◆ WHAT TO DO ◆
[1] Reproduce the passage of the nozzle system text from "FIG. 5 is a" up to and including "system of FIG. 1.".
[2] Using the nozzle system text, list each figure whose description is a view of the shuttle member, along with the type of view.
[3] Answer these from the nozzle system text:
(a) Which passageways is the radial dimension of the annular shoulder large enough to obstruct?
(b) Into what does the oscillatory effect break the hot-melt stream?
(c) In what configuration does FIG. 1 show the exemplary apparatus?

◆ SUPPLIED TEXT ◆
## BEGIN

The nozzle system includes a fixed nozzle member body having an axially inward gas passageway in fluid communication with a low pressure gas supply. An annular array of material flow passageways surround the axial gas passageway of the nozzle member. The gas passageway and the material flow passageways of the nozzle member terminate at a valve seat. An axially slidably movable tubular valve member is fit within the gas passageway. The valve member includes an annular shoulder fitted about the tubular segment of the valve member. The valve member is biased rearwardly to engage the annular shoulder with the valve seat. The annular shoulder has a radial dimension sufficiently large to obstruct the material flow passageways, but the gas flow path remains unobstructed.
The valve member is yieldingly urged rearward so that a low pressure supply of hot-melt material to the material flow passageways will displace the valve member axially, thereby permitting material flow around the shoulder. A compression cap is coupled to the nozzle member and has an internal passageway diameter greater than that of any in the fixed body or the movable member. The compression cap has an array of openings at its face which are joined at least tangentially and which correspond to the material flow passageways of the nozzle member. The hot-melt material is caused to flow into the outlet openings of the compression cap. Material accumulates in the compression cap but upon impingement of the stream of gas from the nozzle and valve members, the compression cap creates a resonant condition. The oscillatory effect that takes place breaks the hot-melt stream into irregular globules as the hot-melt stream flies from the nozzle.
An advantage of the present invention is that the valve member is a material-actuated, low pressure means of sealing the material flow passageways of a nozzle from the nozzle outlet. Thus, the valve is not subjected to the high pressure actuation which is hard on valves and seats. Moreover, because the valve is disposed adjacent the nozzle outlet, a minimal amount of material is exposed to the ambient atmosphere or to an area of the nozzle beyond the valve. The material, therefore, is less likely to undergo cooling. Additionally, the valve member permits columnar nozzle dispensing without the drool which would normally occur between applications.
FIG. 1 is a perspective view showing exemplary apparatus utilizing the present invention in a carton sealing configuration for the application of hot-melt adhesive to carton flaps.
FIG. 2 is a plan view of the nozzle manifold of FIG. 1.
FIG. 3 is an end view of a nozzle system in accord with the present invention.
FIG. 4 is an exploded view of the nozzle system of FIG. 3.
FIG. 5 is a side view of the shuttle member of FIG. 4.
FIG. 6 is a rear view of the shuttle member of FIG. 5.
FIG. 7 is a front view of the shuttle member of FIG. 5.
FIG. 8 is a side view of the compression cap of FIG. 4.
FIG. 9 is a rear view of the compression cap of FIG. 8.
FIG. 10 is a front view of the compression cap of FIG. 8.
FIG. 11 is a side sectional view of the valve member of FIG. 4.
FIG. 12 is an operational view of the nozzle system of FIG. 1.

## END

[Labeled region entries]
## BEGIN

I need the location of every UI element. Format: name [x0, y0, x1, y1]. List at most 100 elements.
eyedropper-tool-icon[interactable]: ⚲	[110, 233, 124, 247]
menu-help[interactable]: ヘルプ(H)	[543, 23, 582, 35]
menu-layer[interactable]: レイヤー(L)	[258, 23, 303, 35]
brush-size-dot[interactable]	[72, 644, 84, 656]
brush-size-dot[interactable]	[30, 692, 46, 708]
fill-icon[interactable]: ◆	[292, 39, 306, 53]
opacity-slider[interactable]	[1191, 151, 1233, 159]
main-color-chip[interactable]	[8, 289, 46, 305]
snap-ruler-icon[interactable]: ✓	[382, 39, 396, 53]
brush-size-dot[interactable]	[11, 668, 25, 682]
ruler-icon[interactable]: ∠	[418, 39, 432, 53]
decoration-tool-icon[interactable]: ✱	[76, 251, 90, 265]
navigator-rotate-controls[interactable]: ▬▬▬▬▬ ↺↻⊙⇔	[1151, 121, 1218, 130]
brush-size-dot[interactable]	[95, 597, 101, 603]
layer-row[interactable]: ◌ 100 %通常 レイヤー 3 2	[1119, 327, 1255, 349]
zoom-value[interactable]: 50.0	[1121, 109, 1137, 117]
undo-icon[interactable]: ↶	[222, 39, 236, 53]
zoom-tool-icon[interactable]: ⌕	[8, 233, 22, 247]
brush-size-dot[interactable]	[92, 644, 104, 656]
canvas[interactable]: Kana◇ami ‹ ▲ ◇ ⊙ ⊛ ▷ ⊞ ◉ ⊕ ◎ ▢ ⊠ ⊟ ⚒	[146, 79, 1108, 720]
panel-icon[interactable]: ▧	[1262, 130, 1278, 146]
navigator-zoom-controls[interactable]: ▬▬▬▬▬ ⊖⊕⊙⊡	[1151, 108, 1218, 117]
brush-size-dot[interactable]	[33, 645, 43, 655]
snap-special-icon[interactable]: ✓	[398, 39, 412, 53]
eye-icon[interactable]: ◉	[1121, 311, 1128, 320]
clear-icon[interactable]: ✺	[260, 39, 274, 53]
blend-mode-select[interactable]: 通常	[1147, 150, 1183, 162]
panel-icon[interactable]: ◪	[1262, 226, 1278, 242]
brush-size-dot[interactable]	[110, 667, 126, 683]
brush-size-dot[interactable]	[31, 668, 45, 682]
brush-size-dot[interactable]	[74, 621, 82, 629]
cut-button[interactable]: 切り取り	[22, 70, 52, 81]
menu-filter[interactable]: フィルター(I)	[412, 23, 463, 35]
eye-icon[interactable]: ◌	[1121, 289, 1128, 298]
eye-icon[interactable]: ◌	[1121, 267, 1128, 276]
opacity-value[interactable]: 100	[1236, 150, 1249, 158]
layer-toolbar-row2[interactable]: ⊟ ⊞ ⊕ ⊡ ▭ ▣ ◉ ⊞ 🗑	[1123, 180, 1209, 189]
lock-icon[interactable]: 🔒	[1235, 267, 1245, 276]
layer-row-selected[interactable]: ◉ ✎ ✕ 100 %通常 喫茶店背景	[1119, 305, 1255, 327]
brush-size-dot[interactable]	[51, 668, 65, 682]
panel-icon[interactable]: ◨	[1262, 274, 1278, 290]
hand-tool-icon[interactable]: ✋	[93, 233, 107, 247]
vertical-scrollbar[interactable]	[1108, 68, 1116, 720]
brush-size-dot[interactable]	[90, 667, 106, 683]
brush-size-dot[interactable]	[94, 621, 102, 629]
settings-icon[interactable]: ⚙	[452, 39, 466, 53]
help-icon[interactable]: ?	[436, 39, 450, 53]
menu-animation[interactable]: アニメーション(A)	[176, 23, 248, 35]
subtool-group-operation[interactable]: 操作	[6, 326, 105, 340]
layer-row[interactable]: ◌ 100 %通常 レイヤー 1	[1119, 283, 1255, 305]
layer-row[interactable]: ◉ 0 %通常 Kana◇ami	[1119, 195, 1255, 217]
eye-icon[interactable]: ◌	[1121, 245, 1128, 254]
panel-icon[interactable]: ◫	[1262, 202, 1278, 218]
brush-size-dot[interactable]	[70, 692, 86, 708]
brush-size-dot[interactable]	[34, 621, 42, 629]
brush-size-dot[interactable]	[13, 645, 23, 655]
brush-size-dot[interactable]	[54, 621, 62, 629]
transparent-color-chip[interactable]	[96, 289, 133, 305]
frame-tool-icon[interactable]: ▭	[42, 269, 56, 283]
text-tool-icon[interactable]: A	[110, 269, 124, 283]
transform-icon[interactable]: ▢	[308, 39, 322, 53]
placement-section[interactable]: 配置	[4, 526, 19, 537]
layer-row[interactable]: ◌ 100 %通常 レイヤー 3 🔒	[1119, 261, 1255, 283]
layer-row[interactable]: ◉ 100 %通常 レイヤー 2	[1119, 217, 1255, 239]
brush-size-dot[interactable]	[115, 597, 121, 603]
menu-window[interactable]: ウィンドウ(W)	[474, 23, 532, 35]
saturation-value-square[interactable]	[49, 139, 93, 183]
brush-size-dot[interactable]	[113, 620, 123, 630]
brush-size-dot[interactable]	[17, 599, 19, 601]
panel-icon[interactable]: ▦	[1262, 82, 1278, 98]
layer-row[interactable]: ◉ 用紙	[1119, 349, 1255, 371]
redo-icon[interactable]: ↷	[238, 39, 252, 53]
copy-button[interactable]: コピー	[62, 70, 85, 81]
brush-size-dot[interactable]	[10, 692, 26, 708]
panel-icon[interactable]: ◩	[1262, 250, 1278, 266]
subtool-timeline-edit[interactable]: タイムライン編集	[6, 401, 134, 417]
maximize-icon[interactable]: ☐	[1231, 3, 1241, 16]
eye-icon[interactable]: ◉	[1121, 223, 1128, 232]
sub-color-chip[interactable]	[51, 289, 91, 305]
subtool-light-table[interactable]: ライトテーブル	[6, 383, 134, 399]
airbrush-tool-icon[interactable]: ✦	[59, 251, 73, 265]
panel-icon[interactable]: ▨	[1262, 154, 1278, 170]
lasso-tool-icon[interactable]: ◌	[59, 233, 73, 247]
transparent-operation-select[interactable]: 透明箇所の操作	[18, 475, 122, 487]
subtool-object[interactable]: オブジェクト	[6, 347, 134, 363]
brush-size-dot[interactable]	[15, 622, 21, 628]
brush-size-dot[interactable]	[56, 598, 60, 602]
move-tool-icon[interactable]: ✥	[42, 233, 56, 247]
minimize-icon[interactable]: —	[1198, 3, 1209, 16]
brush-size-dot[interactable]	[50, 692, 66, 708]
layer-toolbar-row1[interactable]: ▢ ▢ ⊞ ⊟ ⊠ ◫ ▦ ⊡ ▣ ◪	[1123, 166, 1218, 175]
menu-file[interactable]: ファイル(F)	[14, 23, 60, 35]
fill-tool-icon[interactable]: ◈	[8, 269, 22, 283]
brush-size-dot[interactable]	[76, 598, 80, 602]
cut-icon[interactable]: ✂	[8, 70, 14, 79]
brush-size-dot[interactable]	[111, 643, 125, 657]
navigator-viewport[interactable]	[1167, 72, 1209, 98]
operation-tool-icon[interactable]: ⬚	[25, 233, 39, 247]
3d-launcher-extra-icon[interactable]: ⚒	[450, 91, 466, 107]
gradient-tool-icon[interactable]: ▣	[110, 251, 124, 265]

## END

◆ WRITTEN ANSWERS ◆
[1]
FIG. 5 is a side view of the shuttle member of FIG. 4.
FIG. 6 is a rear view of the shuttle member of FIG. 5.
FIG. 7 is a front view of the shuttle member of FIG. 5.
FIG. 8 is a side view of the compression cap of FIG. 4.
FIG. 9 is a rear view of the compression cap of FIG. 8.
FIG. 10 is a front view of the compression cap of FIG. 8.
FIG. 11 is a side sectional view of the valve member of FIG. 4.
FIG. 12 is an operational view of the nozzle system of FIG. 1.

[2]
FIG. 5: side view
FIG. 6: rear view
FIG. 7: front view

[3]
(a) The material flow passageways.
(b) Irregular globules.
(c) A carton sealing configuration for the application of hot-melt adhesive to carton flaps.